■ **STATED EXERCISE**:
Determine the number of lines that have the string "infants" in them, and give only that number.

■ **RECORD EXCERPTS**:
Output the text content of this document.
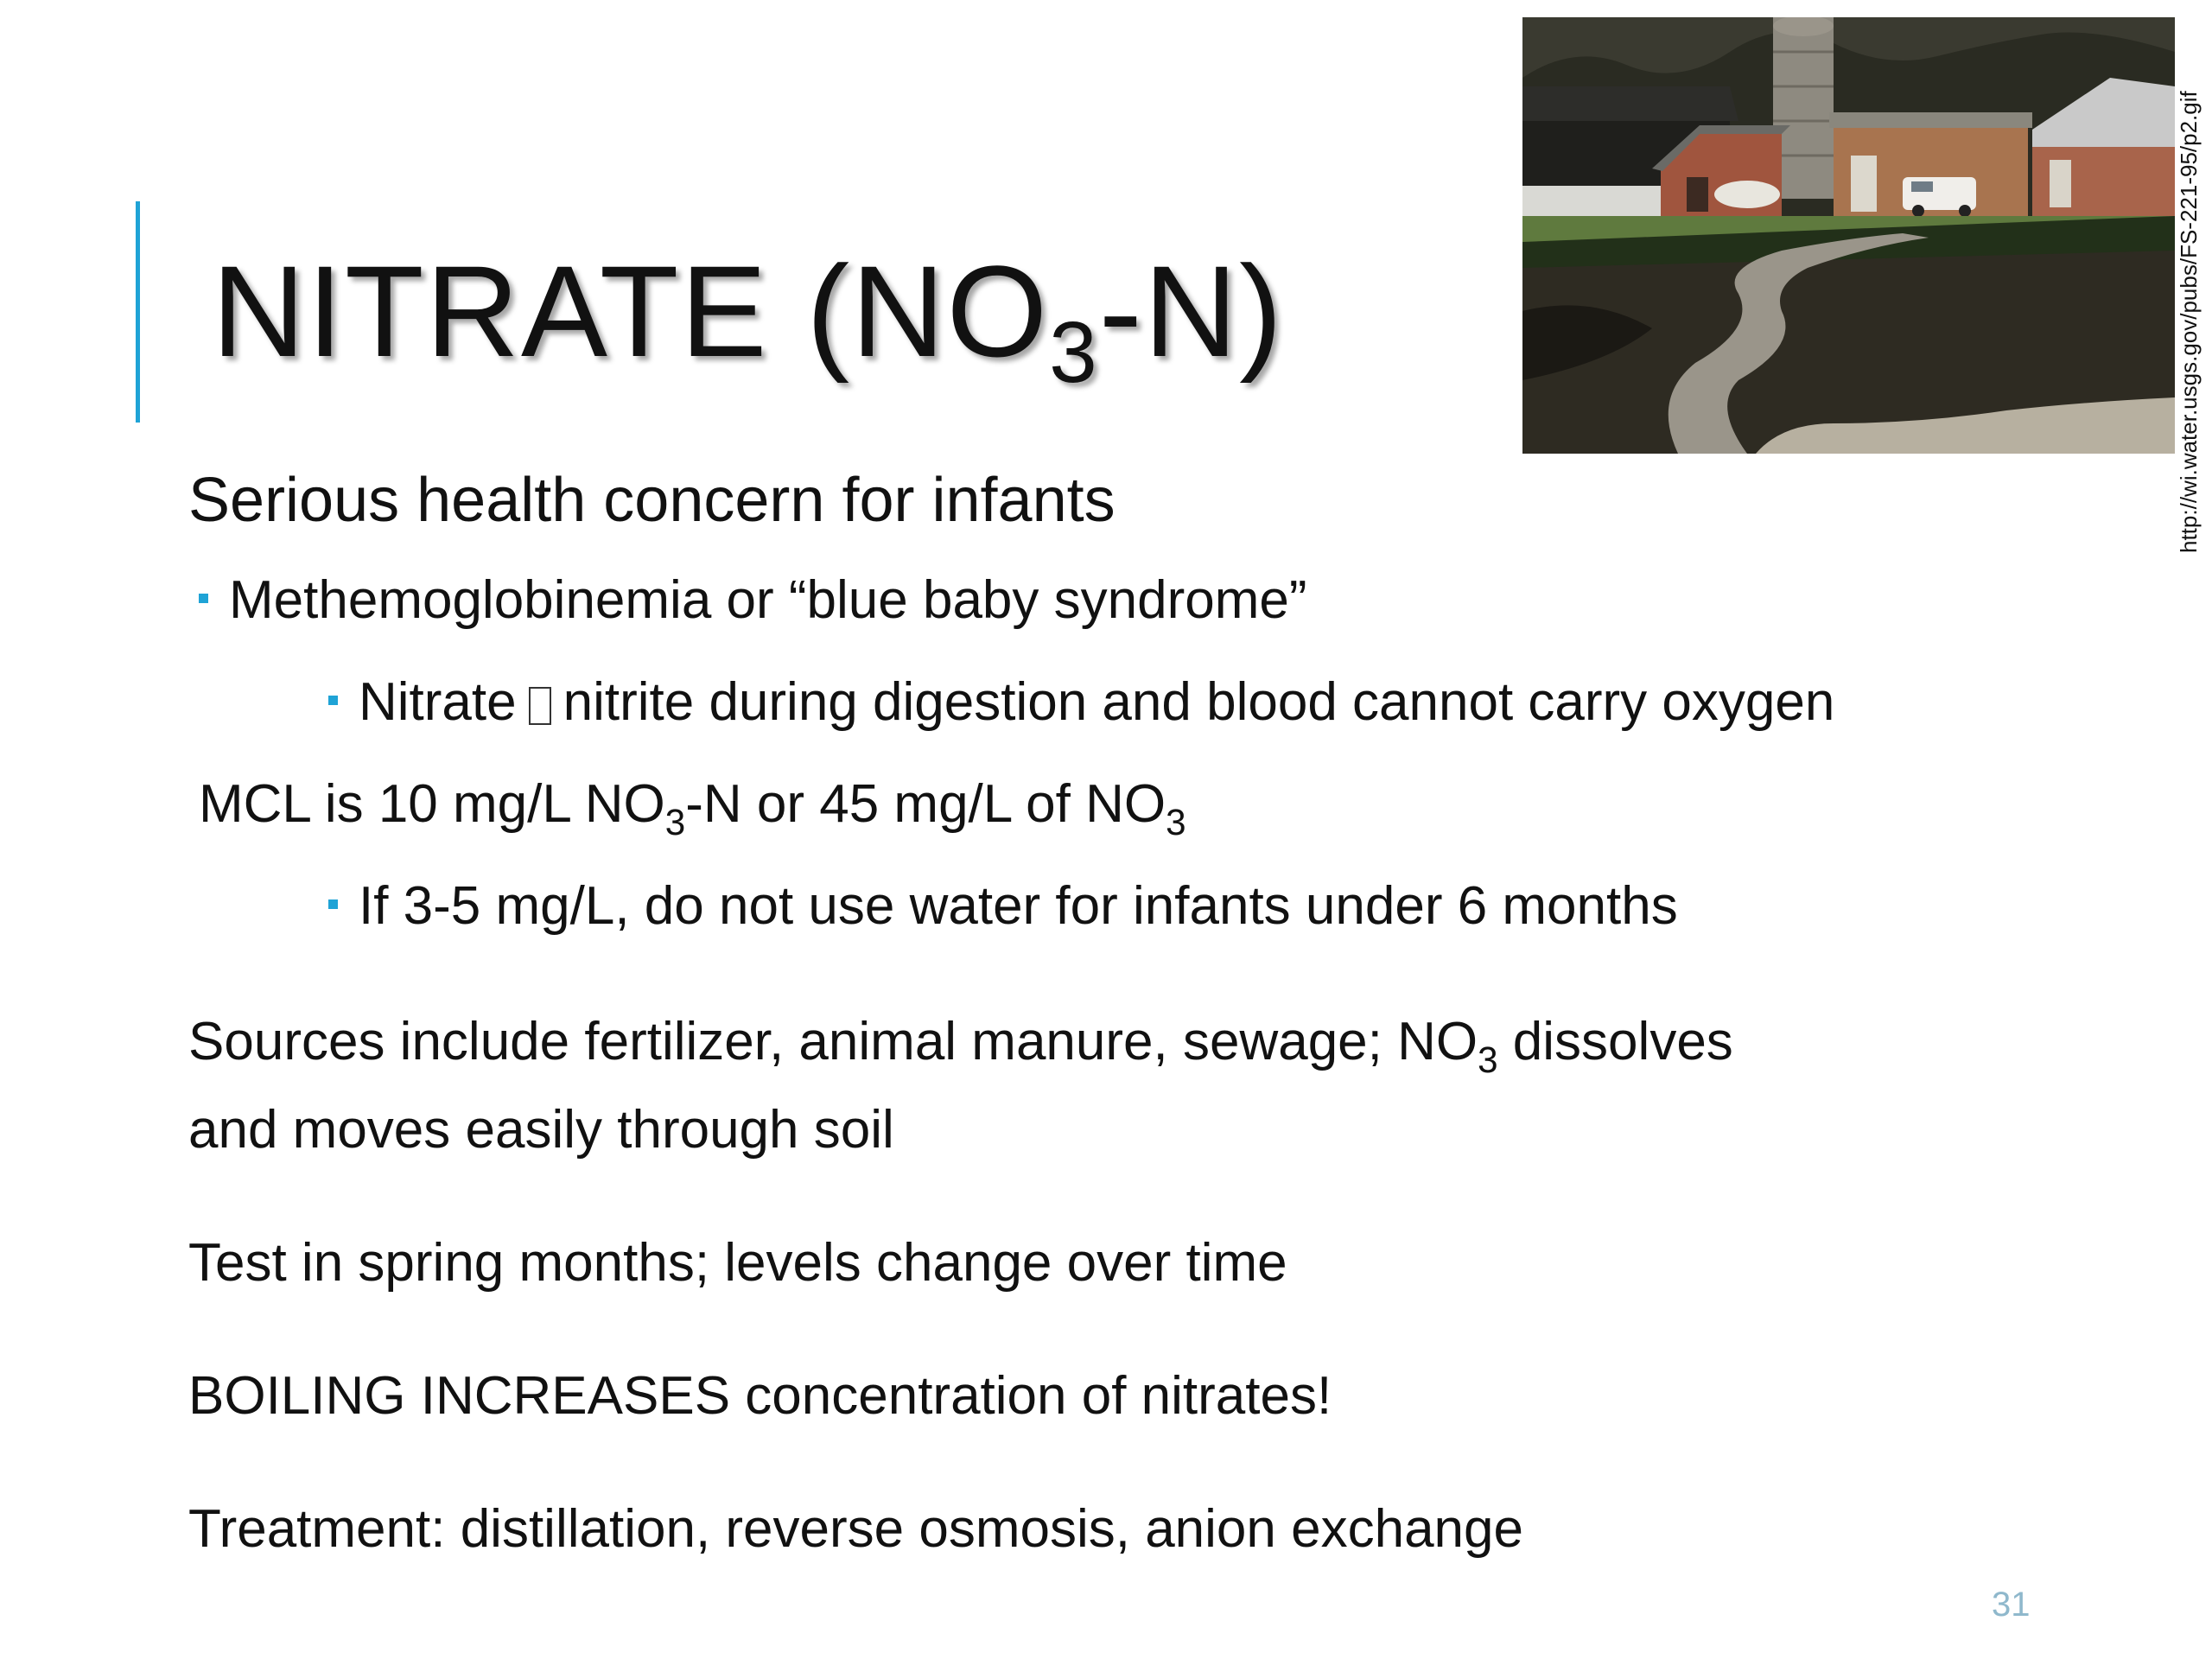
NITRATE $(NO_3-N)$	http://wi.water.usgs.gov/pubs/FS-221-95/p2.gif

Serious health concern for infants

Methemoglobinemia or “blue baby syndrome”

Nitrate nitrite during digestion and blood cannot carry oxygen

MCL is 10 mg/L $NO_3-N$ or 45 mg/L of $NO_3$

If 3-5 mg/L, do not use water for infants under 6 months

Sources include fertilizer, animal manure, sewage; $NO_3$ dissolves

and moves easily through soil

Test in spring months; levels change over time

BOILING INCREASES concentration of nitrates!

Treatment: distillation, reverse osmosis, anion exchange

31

■ **RESULT OF THE EXERCISE**:
2